GOAL OF THE EXERCISE >> Can you print every record below exactly as written?

RECORDED INFORMATION >>
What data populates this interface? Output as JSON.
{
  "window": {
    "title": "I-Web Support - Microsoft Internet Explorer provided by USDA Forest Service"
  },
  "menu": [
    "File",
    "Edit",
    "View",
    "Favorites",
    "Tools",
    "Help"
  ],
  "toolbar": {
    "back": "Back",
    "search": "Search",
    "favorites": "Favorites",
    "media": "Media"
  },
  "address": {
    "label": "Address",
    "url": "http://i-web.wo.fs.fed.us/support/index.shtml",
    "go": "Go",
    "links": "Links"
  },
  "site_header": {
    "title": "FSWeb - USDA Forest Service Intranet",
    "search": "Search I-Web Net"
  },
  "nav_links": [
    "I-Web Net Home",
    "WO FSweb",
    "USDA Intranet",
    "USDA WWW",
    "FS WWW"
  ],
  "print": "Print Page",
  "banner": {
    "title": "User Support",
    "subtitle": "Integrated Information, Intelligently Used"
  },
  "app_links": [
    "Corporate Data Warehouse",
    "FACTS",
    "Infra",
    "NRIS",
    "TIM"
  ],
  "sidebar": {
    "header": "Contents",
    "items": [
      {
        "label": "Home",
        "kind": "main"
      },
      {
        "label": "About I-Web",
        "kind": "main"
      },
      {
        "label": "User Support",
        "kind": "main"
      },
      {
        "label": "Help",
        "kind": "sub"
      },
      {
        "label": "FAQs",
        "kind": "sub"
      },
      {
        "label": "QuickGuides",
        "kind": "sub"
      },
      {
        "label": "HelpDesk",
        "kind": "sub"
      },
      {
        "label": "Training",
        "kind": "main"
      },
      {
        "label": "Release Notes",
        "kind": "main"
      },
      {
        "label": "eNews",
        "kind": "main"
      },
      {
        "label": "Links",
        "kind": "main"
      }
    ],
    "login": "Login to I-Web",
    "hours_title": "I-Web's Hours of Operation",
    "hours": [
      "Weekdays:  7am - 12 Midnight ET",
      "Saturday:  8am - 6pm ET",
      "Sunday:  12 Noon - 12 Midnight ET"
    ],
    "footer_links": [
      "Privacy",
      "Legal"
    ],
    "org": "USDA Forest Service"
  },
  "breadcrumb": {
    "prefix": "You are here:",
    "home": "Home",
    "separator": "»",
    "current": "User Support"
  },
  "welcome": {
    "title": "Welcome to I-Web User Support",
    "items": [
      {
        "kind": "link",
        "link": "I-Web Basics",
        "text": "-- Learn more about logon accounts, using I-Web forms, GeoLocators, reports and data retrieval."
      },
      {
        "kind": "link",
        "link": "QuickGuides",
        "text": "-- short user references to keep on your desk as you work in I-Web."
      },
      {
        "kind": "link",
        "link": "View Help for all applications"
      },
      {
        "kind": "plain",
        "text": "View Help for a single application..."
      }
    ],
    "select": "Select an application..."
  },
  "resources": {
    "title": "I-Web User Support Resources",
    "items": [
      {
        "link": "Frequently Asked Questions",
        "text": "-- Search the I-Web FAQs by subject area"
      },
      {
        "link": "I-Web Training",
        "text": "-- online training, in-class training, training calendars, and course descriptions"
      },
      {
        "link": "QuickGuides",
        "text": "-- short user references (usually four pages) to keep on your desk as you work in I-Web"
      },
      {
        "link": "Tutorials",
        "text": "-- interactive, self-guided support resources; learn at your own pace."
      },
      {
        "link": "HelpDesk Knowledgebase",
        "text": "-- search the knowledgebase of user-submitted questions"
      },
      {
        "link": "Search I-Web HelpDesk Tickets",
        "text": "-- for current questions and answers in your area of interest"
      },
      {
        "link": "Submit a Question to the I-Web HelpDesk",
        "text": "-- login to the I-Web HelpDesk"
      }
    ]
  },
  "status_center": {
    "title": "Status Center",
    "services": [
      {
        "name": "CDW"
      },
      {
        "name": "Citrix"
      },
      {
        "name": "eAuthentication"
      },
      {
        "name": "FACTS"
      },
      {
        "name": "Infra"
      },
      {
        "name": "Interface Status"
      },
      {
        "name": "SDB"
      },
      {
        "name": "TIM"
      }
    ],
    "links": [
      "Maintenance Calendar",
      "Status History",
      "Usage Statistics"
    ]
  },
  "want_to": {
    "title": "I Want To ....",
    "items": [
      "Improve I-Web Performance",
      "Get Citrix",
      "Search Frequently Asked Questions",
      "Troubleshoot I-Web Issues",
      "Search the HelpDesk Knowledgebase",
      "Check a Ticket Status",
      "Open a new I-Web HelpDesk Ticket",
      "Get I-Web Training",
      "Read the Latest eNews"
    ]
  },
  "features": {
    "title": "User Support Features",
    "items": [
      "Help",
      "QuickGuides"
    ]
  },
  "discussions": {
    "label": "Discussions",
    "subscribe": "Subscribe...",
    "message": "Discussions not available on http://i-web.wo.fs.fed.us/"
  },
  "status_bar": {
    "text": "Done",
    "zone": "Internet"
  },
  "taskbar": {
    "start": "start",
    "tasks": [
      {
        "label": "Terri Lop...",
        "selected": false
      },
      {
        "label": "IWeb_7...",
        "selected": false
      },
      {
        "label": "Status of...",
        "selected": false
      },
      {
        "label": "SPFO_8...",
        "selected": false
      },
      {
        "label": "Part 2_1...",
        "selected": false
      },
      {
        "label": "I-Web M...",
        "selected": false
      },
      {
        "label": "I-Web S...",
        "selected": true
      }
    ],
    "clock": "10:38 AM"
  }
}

RESULT >>
What data populates this interface? Output as JSON.
{
  "window": {
    "title": "I-Web Support - Microsoft Internet Explorer provided by USDA Forest Service"
  },
  "menu": [
    "File",
    "Edit",
    "View",
    "Favorites",
    "Tools",
    "Help"
  ],
  "toolbar": {
    "back": "Back",
    "search": "Search",
    "favorites": "Favorites",
    "media": "Media"
  },
  "address": {
    "label": "Address",
    "url": "http://i-web.wo.fs.fed.us/support/index.shtml",
    "go": "Go",
    "links": "Links"
  },
  "site_header": {
    "title": "FSWeb - USDA Forest Service Intranet",
    "search": "Search I-Web Net"
  },
  "nav_links": [
    "I-Web Net Home",
    "WO FSweb",
    "USDA Intranet",
    "USDA WWW",
    "FS WWW"
  ],
  "print": "Print Page",
  "banner": {
    "title": "User Support",
    "subtitle": "Integrated Information, Intelligently Used"
  },
  "app_links": [
    "Corporate Data Warehouse",
    "FACTS",
    "Infra",
    "NRIS",
    "TIM"
  ],
  "sidebar": {
    "header": "Contents",
    "items": [
      {
        "label": "Home",
        "kind": "main"
      },
      {
        "label": "About I-Web",
        "kind": "main"
      },
      {
        "label": "User Support",
        "kind": "main"
      },
      {
        "label": "Help",
        "kind": "sub"
      },
      {
        "label": "FAQs",
        "kind": "sub"
      },
      {
        "label": "QuickGuides",
        "kind": "sub"
      },
      {
        "label": "HelpDesk",
        "kind": "sub"
      },
      {
        "label": "Training",
        "kind": "main"
      },
      {
        "label": "Release Notes",
        "kind": "main"
      },
      {
        "label": "eNews",
        "kind": "main"
      },
      {
        "label": "Links",
        "kind": "main"
      }
    ],
    "login": "Login to I-Web",
    "hours_title": "I-Web's Hours of Operation",
    "hours": [
      "Weekdays:  7am - 12 Midnight ET",
      "Saturday:  8am - 6pm ET",
      "Sunday:  12 Noon - 12 Midnight ET"
    ],
    "footer_links": [
      "Privacy",
      "Legal"
    ],
    "org": "USDA Forest Service"
  },
  "breadcrumb": {
    "prefix": "You are here:",
    "home": "Home",
    "separator": "»",
    "current": "User Support"
  },
  "welcome": {
    "title": "Welcome to I-Web User Support",
    "items": [
      {
        "kind": "link",
        "link": "I-Web Basics",
        "text": "-- Learn more about logon accounts, using I-Web forms, GeoLocators, reports and data retrieval."
      },
      {
        "kind": "link",
        "link": "QuickGuides",
        "text": "-- short user references to keep on your desk as you work in I-Web."
      },
      {
        "kind": "link",
        "link": "View Help for all applications"
      },
      {
        "kind": "plain",
        "text": "View Help for a single application..."
      }
    ],
    "select": "Select an application..."
  },
  "resources": {
    "title": "I-Web User Support Resources",
    "items": [
      {
        "link": "Frequently Asked Questions",
        "text": "-- Search the I-Web FAQs by subject area"
      },
      {
        "link": "I-Web Training",
        "text": "-- online training, in-class training, training calendars, and course descriptions"
      },
      {
        "link": "QuickGuides",
        "text": "-- short user references (usually four pages) to keep on your desk as you work in I-Web"
      },
      {
        "link": "Tutorials",
        "text": "-- interactive, self-guided support resources; learn at your own pace."
      },
      {
        "link": "HelpDesk Knowledgebase",
        "text": "-- search the knowledgebase of user-submitted questions"
      },
      {
        "link": "Search I-Web HelpDesk Tickets",
        "text": "-- for current questions and answers in your area of interest"
      },
      {
        "link": "Submit a Question to the I-Web HelpDesk",
        "text": "-- login to the I-Web HelpDesk"
      }
    ]
  },
  "status_center": {
    "title": "Status Center",
    "services": [
      {
        "name": "CDW"
      },
      {
        "name": "Citrix"
      },
      {
        "name": "eAuthentication"
      },
      {
        "name": "FACTS"
      },
      {
        "name": "Infra"
      },
      {
        "name": "Interface Status"
      },
      {
        "name": "SDB"
      },
      {
        "name": "TIM"
      }
    ],
    "links": [
      "Maintenance Calendar",
      "Status History",
      "Usage Statistics"
    ]
  },
  "want_to": {
    "title": "I Want To ....",
    "items": [
      "Improve I-Web Performance",
      "Get Citrix",
      "Search Frequently Asked Questions",
      "Troubleshoot I-Web Issues",
      "Search the HelpDesk Knowledgebase",
      "Check a Ticket Status",
      "Open a new I-Web HelpDesk Ticket",
      "Get I-Web Training",
      "Read the Latest eNews"
    ]
  },
  "features": {
    "title": "User Support Features",
    "items": [
      "Help",
      "QuickGuides"
    ]
  },
  "discussions": {
    "label": "Discussions",
    "subscribe": "Subscribe...",
    "message": "Discussions not available on http://i-web.wo.fs.fed.us/"
  },
  "status_bar": {
    "text": "Done",
    "zone": "Internet"
  },
  "taskbar": {
    "start": "start",
    "tasks": [
      {
        "label": "Terri Lop...",
        "selected": false
      },
      {
        "label": "IWeb_7...",
        "selected": false
      },
      {
        "label": "Status of...",
        "selected": false
      },
      {
        "label": "SPFO_8...",
        "selected": false
      },
      {
        "label": "Part 2_1...",
        "selected": false
      },
      {
        "label": "I-Web M...",
        "selected": false
      },
      {
        "label": "I-Web S...",
        "selected": true
      }
    ],
    "clock": "10:38 AM"
  }
}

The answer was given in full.